*Problem to solve*: Write out each record below exactly as it appears, with no pictures.

═══ Listing

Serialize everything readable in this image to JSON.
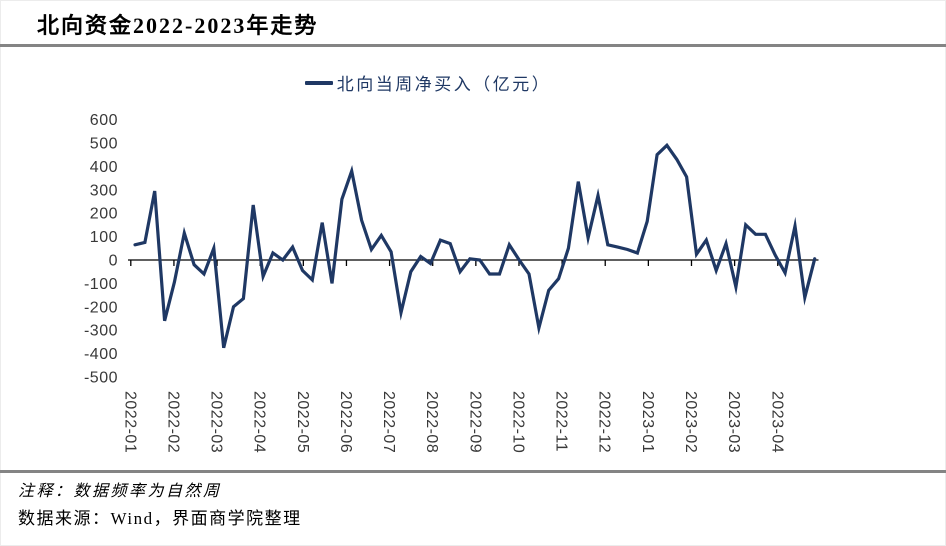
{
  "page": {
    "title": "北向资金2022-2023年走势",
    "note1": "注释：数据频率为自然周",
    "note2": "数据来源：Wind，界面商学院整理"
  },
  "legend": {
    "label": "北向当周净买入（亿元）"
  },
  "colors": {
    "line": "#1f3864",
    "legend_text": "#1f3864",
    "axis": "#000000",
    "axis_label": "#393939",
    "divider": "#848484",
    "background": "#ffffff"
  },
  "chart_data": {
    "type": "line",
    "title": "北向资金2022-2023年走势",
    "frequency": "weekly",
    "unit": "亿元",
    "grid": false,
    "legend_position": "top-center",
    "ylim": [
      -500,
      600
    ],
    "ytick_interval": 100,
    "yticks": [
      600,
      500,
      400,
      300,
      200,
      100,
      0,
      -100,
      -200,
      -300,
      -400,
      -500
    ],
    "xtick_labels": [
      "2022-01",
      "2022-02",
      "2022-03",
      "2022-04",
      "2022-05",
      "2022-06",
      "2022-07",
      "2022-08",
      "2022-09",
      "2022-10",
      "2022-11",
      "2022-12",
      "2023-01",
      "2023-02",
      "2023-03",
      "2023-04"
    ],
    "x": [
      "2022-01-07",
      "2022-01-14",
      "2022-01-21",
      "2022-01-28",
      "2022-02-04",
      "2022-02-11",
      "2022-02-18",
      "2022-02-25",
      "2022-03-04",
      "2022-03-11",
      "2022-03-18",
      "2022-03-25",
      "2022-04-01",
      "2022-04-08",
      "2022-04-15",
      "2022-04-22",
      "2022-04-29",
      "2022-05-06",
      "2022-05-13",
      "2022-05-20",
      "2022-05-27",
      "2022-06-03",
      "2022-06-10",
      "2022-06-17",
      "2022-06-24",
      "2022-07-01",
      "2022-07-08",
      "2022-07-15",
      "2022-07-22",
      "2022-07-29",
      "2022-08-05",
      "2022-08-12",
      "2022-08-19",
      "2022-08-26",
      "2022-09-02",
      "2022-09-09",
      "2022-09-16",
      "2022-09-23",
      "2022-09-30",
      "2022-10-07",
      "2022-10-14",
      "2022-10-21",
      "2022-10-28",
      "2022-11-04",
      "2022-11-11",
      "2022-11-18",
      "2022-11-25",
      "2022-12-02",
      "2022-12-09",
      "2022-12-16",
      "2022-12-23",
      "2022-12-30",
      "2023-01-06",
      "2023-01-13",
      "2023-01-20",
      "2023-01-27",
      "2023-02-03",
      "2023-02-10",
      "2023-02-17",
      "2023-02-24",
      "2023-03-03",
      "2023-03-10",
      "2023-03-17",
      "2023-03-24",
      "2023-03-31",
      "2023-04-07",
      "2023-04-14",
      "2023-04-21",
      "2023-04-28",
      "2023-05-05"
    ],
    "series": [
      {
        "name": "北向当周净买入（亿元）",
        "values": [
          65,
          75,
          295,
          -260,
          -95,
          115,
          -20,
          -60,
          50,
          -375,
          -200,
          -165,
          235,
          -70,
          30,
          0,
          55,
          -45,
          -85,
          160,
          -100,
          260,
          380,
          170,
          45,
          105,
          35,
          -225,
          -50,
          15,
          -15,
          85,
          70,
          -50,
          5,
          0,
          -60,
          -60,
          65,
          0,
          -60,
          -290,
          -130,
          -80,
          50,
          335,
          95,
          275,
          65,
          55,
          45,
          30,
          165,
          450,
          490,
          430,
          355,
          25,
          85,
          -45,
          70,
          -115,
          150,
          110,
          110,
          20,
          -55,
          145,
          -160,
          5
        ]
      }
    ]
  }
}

══════

*Result below*:
Serialize everything readable in this image to JSON.
{
  "page": {
    "title": "北向资金2022-2023年走势",
    "note1": "注释：数据频率为自然周",
    "note2": "数据来源：Wind，界面商学院整理"
  },
  "legend": {
    "label": "北向当周净买入（亿元）"
  },
  "colors": {
    "line": "#1f3864",
    "legend_text": "#1f3864",
    "axis": "#000000",
    "axis_label": "#393939",
    "divider": "#848484",
    "background": "#ffffff"
  },
  "chart_data": {
    "type": "line",
    "title": "北向资金2022-2023年走势",
    "frequency": "weekly",
    "unit": "亿元",
    "grid": false,
    "legend_position": "top-center",
    "ylim": [
      -500,
      600
    ],
    "ytick_interval": 100,
    "yticks": [
      600,
      500,
      400,
      300,
      200,
      100,
      0,
      -100,
      -200,
      -300,
      -400,
      -500
    ],
    "xtick_labels": [
      "2022-01",
      "2022-02",
      "2022-03",
      "2022-04",
      "2022-05",
      "2022-06",
      "2022-07",
      "2022-08",
      "2022-09",
      "2022-10",
      "2022-11",
      "2022-12",
      "2023-01",
      "2023-02",
      "2023-03",
      "2023-04"
    ],
    "x": [
      "2022-01-07",
      "2022-01-14",
      "2022-01-21",
      "2022-01-28",
      "2022-02-04",
      "2022-02-11",
      "2022-02-18",
      "2022-02-25",
      "2022-03-04",
      "2022-03-11",
      "2022-03-18",
      "2022-03-25",
      "2022-04-01",
      "2022-04-08",
      "2022-04-15",
      "2022-04-22",
      "2022-04-29",
      "2022-05-06",
      "2022-05-13",
      "2022-05-20",
      "2022-05-27",
      "2022-06-03",
      "2022-06-10",
      "2022-06-17",
      "2022-06-24",
      "2022-07-01",
      "2022-07-08",
      "2022-07-15",
      "2022-07-22",
      "2022-07-29",
      "2022-08-05",
      "2022-08-12",
      "2022-08-19",
      "2022-08-26",
      "2022-09-02",
      "2022-09-09",
      "2022-09-16",
      "2022-09-23",
      "2022-09-30",
      "2022-10-07",
      "2022-10-14",
      "2022-10-21",
      "2022-10-28",
      "2022-11-04",
      "2022-11-11",
      "2022-11-18",
      "2022-11-25",
      "2022-12-02",
      "2022-12-09",
      "2022-12-16",
      "2022-12-23",
      "2022-12-30",
      "2023-01-06",
      "2023-01-13",
      "2023-01-20",
      "2023-01-27",
      "2023-02-03",
      "2023-02-10",
      "2023-02-17",
      "2023-02-24",
      "2023-03-03",
      "2023-03-10",
      "2023-03-17",
      "2023-03-24",
      "2023-03-31",
      "2023-04-07",
      "2023-04-14",
      "2023-04-21",
      "2023-04-28",
      "2023-05-05"
    ],
    "series": [
      {
        "name": "北向当周净买入（亿元）",
        "values": [
          65,
          75,
          295,
          -260,
          -95,
          115,
          -20,
          -60,
          50,
          -375,
          -200,
          -165,
          235,
          -70,
          30,
          0,
          55,
          -45,
          -85,
          160,
          -100,
          260,
          380,
          170,
          45,
          105,
          35,
          -225,
          -50,
          15,
          -15,
          85,
          70,
          -50,
          5,
          0,
          -60,
          -60,
          65,
          0,
          -60,
          -290,
          -130,
          -80,
          50,
          335,
          95,
          275,
          65,
          55,
          45,
          30,
          165,
          450,
          490,
          430,
          355,
          25,
          85,
          -45,
          70,
          -115,
          150,
          110,
          110,
          20,
          -55,
          145,
          -160,
          5
        ]
      }
    ]
  }
}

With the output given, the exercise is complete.